• [Written exercise]: Return all of the entries exactly, with nothing added or left out.

— BEGIN Provided entries —

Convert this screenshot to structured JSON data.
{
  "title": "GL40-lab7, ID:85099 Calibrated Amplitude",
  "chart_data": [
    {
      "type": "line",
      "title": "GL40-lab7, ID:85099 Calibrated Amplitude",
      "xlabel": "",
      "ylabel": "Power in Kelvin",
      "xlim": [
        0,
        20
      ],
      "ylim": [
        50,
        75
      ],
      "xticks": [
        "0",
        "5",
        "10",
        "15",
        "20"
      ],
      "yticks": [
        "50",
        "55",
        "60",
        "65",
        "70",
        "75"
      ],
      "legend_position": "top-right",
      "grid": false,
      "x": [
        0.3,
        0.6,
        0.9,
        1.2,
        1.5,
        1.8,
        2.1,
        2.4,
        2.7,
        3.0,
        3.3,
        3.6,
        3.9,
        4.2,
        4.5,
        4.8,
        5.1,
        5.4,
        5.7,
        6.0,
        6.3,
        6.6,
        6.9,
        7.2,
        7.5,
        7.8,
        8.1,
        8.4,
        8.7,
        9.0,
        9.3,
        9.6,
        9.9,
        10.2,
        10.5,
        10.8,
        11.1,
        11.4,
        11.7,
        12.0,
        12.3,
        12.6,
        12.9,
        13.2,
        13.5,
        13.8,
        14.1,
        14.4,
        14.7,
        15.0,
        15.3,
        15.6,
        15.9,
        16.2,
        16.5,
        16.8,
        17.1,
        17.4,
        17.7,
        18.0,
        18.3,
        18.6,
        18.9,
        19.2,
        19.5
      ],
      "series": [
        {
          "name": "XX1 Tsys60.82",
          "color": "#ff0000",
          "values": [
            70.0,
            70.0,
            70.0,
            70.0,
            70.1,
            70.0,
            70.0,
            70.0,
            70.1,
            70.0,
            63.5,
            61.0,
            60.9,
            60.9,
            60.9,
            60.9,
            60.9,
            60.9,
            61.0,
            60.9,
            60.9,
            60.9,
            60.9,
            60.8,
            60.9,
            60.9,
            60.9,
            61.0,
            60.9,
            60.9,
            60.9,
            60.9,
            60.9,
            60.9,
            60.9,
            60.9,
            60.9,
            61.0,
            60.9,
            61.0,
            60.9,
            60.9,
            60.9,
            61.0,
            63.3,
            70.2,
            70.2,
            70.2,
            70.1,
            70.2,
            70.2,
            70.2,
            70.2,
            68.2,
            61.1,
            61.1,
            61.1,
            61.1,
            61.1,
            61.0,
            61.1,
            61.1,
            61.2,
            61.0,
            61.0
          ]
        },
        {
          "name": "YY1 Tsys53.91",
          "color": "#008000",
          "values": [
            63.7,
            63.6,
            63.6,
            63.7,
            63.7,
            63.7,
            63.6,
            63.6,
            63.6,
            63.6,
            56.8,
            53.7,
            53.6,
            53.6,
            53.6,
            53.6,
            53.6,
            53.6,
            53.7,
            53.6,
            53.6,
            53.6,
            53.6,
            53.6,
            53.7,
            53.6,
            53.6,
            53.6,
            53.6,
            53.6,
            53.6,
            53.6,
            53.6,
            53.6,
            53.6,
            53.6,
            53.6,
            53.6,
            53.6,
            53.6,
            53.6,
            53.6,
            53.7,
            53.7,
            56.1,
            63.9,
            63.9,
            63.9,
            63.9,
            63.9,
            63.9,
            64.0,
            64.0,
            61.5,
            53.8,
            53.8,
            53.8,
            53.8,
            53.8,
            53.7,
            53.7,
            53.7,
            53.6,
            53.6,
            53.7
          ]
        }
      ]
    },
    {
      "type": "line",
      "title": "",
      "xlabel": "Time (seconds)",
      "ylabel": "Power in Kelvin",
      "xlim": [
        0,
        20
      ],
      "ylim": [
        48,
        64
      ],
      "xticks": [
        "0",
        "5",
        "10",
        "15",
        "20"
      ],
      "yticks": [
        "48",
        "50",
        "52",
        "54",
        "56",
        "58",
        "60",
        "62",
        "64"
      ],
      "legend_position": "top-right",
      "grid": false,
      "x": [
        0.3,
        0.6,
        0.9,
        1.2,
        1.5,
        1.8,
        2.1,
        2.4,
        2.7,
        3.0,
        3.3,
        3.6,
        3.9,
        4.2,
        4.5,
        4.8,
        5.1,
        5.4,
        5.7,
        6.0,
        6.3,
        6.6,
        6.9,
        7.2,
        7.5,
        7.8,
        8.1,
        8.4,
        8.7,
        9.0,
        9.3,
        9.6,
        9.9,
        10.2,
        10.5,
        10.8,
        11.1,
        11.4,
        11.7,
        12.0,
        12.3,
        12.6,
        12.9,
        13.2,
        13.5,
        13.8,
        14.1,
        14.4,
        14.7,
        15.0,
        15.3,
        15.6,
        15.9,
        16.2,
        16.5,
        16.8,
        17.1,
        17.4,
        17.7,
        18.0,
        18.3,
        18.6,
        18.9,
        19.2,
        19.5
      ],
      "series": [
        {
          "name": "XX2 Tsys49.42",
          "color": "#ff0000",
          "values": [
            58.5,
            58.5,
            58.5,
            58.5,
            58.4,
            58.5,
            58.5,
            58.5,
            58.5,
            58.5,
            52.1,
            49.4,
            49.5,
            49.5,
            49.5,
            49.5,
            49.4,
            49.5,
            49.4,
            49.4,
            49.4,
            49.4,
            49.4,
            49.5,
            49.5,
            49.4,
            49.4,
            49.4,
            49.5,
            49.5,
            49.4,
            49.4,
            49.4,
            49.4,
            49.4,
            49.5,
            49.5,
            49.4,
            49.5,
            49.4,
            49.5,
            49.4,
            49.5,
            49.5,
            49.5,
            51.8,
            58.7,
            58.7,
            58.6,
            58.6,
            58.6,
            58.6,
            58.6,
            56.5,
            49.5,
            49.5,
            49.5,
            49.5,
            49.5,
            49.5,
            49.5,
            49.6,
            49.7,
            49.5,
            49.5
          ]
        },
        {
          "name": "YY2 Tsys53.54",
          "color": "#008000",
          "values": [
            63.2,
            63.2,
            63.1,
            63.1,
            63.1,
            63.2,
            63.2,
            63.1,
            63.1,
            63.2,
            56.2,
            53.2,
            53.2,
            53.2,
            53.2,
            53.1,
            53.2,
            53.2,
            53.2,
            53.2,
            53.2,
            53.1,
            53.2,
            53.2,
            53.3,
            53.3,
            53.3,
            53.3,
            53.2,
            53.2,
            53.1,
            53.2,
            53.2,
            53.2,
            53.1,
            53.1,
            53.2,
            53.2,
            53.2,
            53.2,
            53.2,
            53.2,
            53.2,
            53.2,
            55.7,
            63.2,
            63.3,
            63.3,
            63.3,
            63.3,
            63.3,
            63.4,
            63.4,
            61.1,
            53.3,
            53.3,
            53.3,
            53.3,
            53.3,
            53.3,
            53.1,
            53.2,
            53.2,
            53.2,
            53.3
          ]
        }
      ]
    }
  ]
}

— END Provided entries —

• [Completed task]:
Convert this screenshot to structured JSON data.
{
  "title": "GL40-lab7, ID:85099 Calibrated Amplitude",
  "chart_data": [
    {
      "type": "line",
      "title": "GL40-lab7, ID:85099 Calibrated Amplitude",
      "xlabel": "",
      "ylabel": "Power in Kelvin",
      "xlim": [
        0,
        20
      ],
      "ylim": [
        50,
        75
      ],
      "xticks": [
        "0",
        "5",
        "10",
        "15",
        "20"
      ],
      "yticks": [
        "50",
        "55",
        "60",
        "65",
        "70",
        "75"
      ],
      "legend_position": "top-right",
      "grid": false,
      "x": [
        0.3,
        0.6,
        0.9,
        1.2,
        1.5,
        1.8,
        2.1,
        2.4,
        2.7,
        3.0,
        3.3,
        3.6,
        3.9,
        4.2,
        4.5,
        4.8,
        5.1,
        5.4,
        5.7,
        6.0,
        6.3,
        6.6,
        6.9,
        7.2,
        7.5,
        7.8,
        8.1,
        8.4,
        8.7,
        9.0,
        9.3,
        9.6,
        9.9,
        10.2,
        10.5,
        10.8,
        11.1,
        11.4,
        11.7,
        12.0,
        12.3,
        12.6,
        12.9,
        13.2,
        13.5,
        13.8,
        14.1,
        14.4,
        14.7,
        15.0,
        15.3,
        15.6,
        15.9,
        16.2,
        16.5,
        16.8,
        17.1,
        17.4,
        17.7,
        18.0,
        18.3,
        18.6,
        18.9,
        19.2,
        19.5
      ],
      "series": [
        {
          "name": "XX1 Tsys60.82",
          "color": "#ff0000",
          "values": [
            70.0,
            70.0,
            70.0,
            70.0,
            70.1,
            70.0,
            70.0,
            70.0,
            70.1,
            70.0,
            63.5,
            61.0,
            60.9,
            60.9,
            60.9,
            60.9,
            60.9,
            60.9,
            61.0,
            60.9,
            60.9,
            60.9,
            60.9,
            60.8,
            60.9,
            60.9,
            60.9,
            61.0,
            60.9,
            60.9,
            60.9,
            60.9,
            60.9,
            60.9,
            60.9,
            60.9,
            60.9,
            61.0,
            60.9,
            61.0,
            60.9,
            60.9,
            60.9,
            61.0,
            63.3,
            70.2,
            70.2,
            70.2,
            70.1,
            70.2,
            70.2,
            70.2,
            70.2,
            68.2,
            61.1,
            61.1,
            61.1,
            61.1,
            61.1,
            61.0,
            61.1,
            61.1,
            61.2,
            61.0,
            61.0
          ]
        },
        {
          "name": "YY1 Tsys53.91",
          "color": "#008000",
          "values": [
            63.7,
            63.6,
            63.6,
            63.7,
            63.7,
            63.7,
            63.6,
            63.6,
            63.6,
            63.6,
            56.8,
            53.7,
            53.6,
            53.6,
            53.6,
            53.6,
            53.6,
            53.6,
            53.7,
            53.6,
            53.6,
            53.6,
            53.6,
            53.6,
            53.7,
            53.6,
            53.6,
            53.6,
            53.6,
            53.6,
            53.6,
            53.6,
            53.6,
            53.6,
            53.6,
            53.6,
            53.6,
            53.6,
            53.6,
            53.6,
            53.6,
            53.6,
            53.7,
            53.7,
            56.1,
            63.9,
            63.9,
            63.9,
            63.9,
            63.9,
            63.9,
            64.0,
            64.0,
            61.5,
            53.8,
            53.8,
            53.8,
            53.8,
            53.8,
            53.7,
            53.7,
            53.7,
            53.6,
            53.6,
            53.7
          ]
        }
      ]
    },
    {
      "type": "line",
      "title": "",
      "xlabel": "Time (seconds)",
      "ylabel": "Power in Kelvin",
      "xlim": [
        0,
        20
      ],
      "ylim": [
        48,
        64
      ],
      "xticks": [
        "0",
        "5",
        "10",
        "15",
        "20"
      ],
      "yticks": [
        "48",
        "50",
        "52",
        "54",
        "56",
        "58",
        "60",
        "62",
        "64"
      ],
      "legend_position": "top-right",
      "grid": false,
      "x": [
        0.3,
        0.6,
        0.9,
        1.2,
        1.5,
        1.8,
        2.1,
        2.4,
        2.7,
        3.0,
        3.3,
        3.6,
        3.9,
        4.2,
        4.5,
        4.8,
        5.1,
        5.4,
        5.7,
        6.0,
        6.3,
        6.6,
        6.9,
        7.2,
        7.5,
        7.8,
        8.1,
        8.4,
        8.7,
        9.0,
        9.3,
        9.6,
        9.9,
        10.2,
        10.5,
        10.8,
        11.1,
        11.4,
        11.7,
        12.0,
        12.3,
        12.6,
        12.9,
        13.2,
        13.5,
        13.8,
        14.1,
        14.4,
        14.7,
        15.0,
        15.3,
        15.6,
        15.9,
        16.2,
        16.5,
        16.8,
        17.1,
        17.4,
        17.7,
        18.0,
        18.3,
        18.6,
        18.9,
        19.2,
        19.5
      ],
      "series": [
        {
          "name": "XX2 Tsys49.42",
          "color": "#ff0000",
          "values": [
            58.5,
            58.5,
            58.5,
            58.5,
            58.4,
            58.5,
            58.5,
            58.5,
            58.5,
            58.5,
            52.1,
            49.4,
            49.5,
            49.5,
            49.5,
            49.5,
            49.4,
            49.5,
            49.4,
            49.4,
            49.4,
            49.4,
            49.4,
            49.5,
            49.5,
            49.4,
            49.4,
            49.4,
            49.5,
            49.5,
            49.4,
            49.4,
            49.4,
            49.4,
            49.4,
            49.5,
            49.5,
            49.4,
            49.5,
            49.4,
            49.5,
            49.4,
            49.5,
            49.5,
            49.5,
            51.8,
            58.7,
            58.7,
            58.6,
            58.6,
            58.6,
            58.6,
            58.6,
            56.5,
            49.5,
            49.5,
            49.5,
            49.5,
            49.5,
            49.5,
            49.5,
            49.6,
            49.7,
            49.5,
            49.5
          ]
        },
        {
          "name": "YY2 Tsys53.54",
          "color": "#008000",
          "values": [
            63.2,
            63.2,
            63.1,
            63.1,
            63.1,
            63.2,
            63.2,
            63.1,
            63.1,
            63.2,
            56.2,
            53.2,
            53.2,
            53.2,
            53.2,
            53.1,
            53.2,
            53.2,
            53.2,
            53.2,
            53.2,
            53.1,
            53.2,
            53.2,
            53.3,
            53.3,
            53.3,
            53.3,
            53.2,
            53.2,
            53.1,
            53.2,
            53.2,
            53.2,
            53.1,
            53.1,
            53.2,
            53.2,
            53.2,
            53.2,
            53.2,
            53.2,
            53.2,
            53.2,
            55.7,
            63.2,
            63.3,
            63.3,
            63.3,
            63.3,
            63.3,
            63.4,
            63.4,
            61.1,
            53.3,
            53.3,
            53.3,
            53.3,
            53.3,
            53.3,
            53.1,
            53.2,
            53.2,
            53.2,
            53.3
          ]
        }
      ]
    }
  ]
}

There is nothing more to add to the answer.